***** MATERIAL FOR THE TASK
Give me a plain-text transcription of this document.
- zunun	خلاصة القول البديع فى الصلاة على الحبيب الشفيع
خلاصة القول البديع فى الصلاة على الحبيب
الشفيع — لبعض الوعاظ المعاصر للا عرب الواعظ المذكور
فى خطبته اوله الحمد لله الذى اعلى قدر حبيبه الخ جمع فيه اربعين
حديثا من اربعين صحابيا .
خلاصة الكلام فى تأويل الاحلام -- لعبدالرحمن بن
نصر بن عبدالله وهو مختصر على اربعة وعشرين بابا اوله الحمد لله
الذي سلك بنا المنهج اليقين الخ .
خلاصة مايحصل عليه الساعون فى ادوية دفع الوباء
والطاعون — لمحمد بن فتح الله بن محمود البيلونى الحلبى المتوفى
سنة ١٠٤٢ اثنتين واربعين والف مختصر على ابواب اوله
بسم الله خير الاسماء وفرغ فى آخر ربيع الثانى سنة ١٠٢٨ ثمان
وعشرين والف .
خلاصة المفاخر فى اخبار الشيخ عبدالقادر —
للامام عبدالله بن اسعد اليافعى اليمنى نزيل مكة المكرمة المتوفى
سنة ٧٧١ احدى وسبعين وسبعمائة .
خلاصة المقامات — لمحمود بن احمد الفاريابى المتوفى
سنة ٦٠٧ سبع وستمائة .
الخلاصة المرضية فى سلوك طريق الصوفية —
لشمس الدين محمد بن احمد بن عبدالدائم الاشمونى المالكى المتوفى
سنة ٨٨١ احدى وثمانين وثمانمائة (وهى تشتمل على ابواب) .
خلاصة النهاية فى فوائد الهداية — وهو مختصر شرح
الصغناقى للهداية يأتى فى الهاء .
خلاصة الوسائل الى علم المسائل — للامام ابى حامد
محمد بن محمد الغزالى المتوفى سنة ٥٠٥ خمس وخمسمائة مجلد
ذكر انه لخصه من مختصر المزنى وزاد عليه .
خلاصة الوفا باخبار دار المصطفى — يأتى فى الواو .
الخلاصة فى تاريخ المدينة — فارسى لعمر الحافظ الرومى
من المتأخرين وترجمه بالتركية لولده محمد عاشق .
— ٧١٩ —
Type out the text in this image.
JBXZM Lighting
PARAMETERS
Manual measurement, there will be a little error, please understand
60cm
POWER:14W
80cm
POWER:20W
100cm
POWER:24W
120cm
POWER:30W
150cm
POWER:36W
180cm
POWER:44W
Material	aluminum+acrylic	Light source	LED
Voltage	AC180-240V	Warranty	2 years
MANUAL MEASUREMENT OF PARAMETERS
**********
● TASK PROMPT
Each line above must be printed exactly as it appears.

● ANSWER TO THIS TASK
Give me a plain-text transcription of this document.
- zunun	خلاصة القول البديع فى الصلاة على الحبيب الشفيع
خلاصة القول البديع فى الصلاة على الحبيب
الشفيع — لبعض الوعاظ المعاصر للا عرب الواعظ المذكور
فى خطبته اوله الحمد لله الذى اعلى قدر حبيبه الخ جمع فيه اربعين
حديثا من اربعين صحابيا .
خلاصة الكلام فى تأويل الاحلام -- لعبدالرحمن بن
نصر بن عبدالله وهو مختصر على اربعة وعشرين بابا اوله الحمد لله
الذي سلك بنا المنهج اليقين الخ .
خلاصة مايحصل عليه الساعون فى ادوية دفع الوباء
والطاعون — لمحمد بن فتح الله بن محمود البيلونى الحلبى المتوفى
سنة ١٠٤٢ اثنتين واربعين والف مختصر على ابواب اوله
بسم الله خير الاسماء وفرغ فى آخر ربيع الثانى سنة ١٠٢٨ ثمان
وعشرين والف .
خلاصة المفاخر فى اخبار الشيخ عبدالقادر —
للامام عبدالله بن اسعد اليافعى اليمنى نزيل مكة المكرمة المتوفى
سنة ٧٧١ احدى وسبعين وسبعمائة .
خلاصة المقامات — لمحمود بن احمد الفاريابى المتوفى
سنة ٦٠٧ سبع وستمائة .
الخلاصة المرضية فى سلوك طريق الصوفية —
لشمس الدين محمد بن احمد بن عبدالدائم الاشمونى المالكى المتوفى
سنة ٨٨١ احدى وثمانين وثمانمائة (وهى تشتمل على ابواب) .
خلاصة النهاية فى فوائد الهداية — وهو مختصر شرح
الصغناقى للهداية يأتى فى الهاء .
خلاصة الوسائل الى علم المسائل — للامام ابى حامد
محمد بن محمد الغزالى المتوفى سنة ٥٠٥ خمس وخمسمائة مجلد
ذكر انه لخصه من مختصر المزنى وزاد عليه .
خلاصة الوفا باخبار دار المصطفى — يأتى فى الواو .
الخلاصة فى تاريخ المدينة — فارسى لعمر الحافظ الرومى
من المتأخرين وترجمه بالتركية لولده محمد عاشق .
— ٧١٩ —
Type out the text in this image.
JBXZM Lighting
PARAMETERS
Manual measurement, there will be a little error, please understand
60cm
POWER:14W
80cm
POWER:20W
100cm
POWER:24W
120cm
POWER:30W
150cm
POWER:36W
180cm
POWER:44W
Material	aluminum+acrylic	Light source	LED
Voltage	AC180-240V	Warranty	2 years
MANUAL MEASUREMENT OF PARAMETERS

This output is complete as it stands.